(TASK INSTRUCTIONS): Scan the material for the word "xlabel", and copy each line where it shows up.

(TASK DATA):
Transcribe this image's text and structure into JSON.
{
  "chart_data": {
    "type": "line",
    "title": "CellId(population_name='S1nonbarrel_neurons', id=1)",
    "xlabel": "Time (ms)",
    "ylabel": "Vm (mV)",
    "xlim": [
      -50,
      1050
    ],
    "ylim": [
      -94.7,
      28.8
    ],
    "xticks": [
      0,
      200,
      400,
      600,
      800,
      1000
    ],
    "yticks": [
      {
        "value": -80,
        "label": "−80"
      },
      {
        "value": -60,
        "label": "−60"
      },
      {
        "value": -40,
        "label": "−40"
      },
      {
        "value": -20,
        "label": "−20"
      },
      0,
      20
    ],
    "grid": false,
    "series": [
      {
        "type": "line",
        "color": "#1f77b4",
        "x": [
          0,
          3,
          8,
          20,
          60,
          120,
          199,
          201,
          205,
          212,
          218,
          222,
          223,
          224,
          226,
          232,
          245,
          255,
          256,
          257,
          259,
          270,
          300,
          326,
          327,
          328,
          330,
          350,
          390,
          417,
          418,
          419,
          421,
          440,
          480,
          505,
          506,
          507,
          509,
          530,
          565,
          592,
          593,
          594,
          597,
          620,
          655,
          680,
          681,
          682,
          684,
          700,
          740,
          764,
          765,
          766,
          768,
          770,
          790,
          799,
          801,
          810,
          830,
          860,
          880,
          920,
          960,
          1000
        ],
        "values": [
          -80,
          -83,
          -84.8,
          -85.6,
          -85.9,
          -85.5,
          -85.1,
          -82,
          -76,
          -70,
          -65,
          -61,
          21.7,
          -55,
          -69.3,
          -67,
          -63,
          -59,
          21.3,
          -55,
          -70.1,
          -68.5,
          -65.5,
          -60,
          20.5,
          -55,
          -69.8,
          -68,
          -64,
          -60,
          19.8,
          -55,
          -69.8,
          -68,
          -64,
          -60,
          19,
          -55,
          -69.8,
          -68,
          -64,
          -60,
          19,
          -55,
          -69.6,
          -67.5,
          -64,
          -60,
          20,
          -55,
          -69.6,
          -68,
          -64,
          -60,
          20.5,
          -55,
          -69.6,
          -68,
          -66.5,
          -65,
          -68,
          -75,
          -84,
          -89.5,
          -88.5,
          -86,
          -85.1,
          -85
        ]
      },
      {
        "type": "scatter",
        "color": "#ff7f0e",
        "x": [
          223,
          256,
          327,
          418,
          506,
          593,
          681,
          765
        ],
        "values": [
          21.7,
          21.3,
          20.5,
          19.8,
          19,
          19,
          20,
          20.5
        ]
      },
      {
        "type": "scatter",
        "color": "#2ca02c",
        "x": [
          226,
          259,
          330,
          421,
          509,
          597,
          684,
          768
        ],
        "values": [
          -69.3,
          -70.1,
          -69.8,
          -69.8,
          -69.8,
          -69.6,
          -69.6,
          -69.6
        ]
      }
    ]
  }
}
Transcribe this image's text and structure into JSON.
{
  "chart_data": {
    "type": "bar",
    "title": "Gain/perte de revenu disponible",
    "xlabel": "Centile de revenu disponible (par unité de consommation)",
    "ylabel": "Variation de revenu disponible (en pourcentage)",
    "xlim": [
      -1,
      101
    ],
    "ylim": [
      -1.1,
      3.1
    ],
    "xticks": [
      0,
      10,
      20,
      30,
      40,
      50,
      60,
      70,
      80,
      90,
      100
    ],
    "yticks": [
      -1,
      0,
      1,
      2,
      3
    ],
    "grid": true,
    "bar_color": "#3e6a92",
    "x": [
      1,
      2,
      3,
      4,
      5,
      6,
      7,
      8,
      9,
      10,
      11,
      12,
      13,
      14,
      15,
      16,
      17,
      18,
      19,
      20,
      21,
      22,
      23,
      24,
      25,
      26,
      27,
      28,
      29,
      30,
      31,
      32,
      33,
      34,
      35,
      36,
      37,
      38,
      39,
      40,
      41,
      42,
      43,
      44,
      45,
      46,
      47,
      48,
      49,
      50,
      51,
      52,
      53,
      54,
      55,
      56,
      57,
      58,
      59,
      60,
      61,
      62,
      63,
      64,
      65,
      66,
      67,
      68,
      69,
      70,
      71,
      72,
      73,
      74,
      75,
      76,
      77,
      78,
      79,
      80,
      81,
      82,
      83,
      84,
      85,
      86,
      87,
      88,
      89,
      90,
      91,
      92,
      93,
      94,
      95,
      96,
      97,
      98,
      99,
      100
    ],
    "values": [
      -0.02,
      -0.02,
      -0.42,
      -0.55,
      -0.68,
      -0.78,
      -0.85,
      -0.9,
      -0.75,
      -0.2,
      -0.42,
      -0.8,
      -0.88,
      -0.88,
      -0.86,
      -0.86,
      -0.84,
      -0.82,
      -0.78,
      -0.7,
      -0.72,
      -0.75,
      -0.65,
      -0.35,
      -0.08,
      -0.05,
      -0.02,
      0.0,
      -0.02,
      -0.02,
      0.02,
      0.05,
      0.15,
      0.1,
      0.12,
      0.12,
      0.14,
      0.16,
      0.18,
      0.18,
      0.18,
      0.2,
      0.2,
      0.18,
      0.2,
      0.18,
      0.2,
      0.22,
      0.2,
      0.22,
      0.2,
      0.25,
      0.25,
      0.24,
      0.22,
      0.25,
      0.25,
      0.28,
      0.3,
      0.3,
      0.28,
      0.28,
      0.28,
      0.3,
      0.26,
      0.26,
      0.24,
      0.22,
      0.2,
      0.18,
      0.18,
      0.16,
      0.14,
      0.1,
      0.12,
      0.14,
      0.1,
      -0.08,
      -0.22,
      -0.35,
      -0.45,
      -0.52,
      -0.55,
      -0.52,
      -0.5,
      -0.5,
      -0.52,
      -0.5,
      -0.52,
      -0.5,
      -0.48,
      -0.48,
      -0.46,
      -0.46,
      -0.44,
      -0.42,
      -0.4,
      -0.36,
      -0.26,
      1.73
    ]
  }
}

(SOLUTION TO THIS TASK):
    "xlabel": "Time (ms)",
    "xlabel": "Centile de revenu disponible (par unité de consommation)",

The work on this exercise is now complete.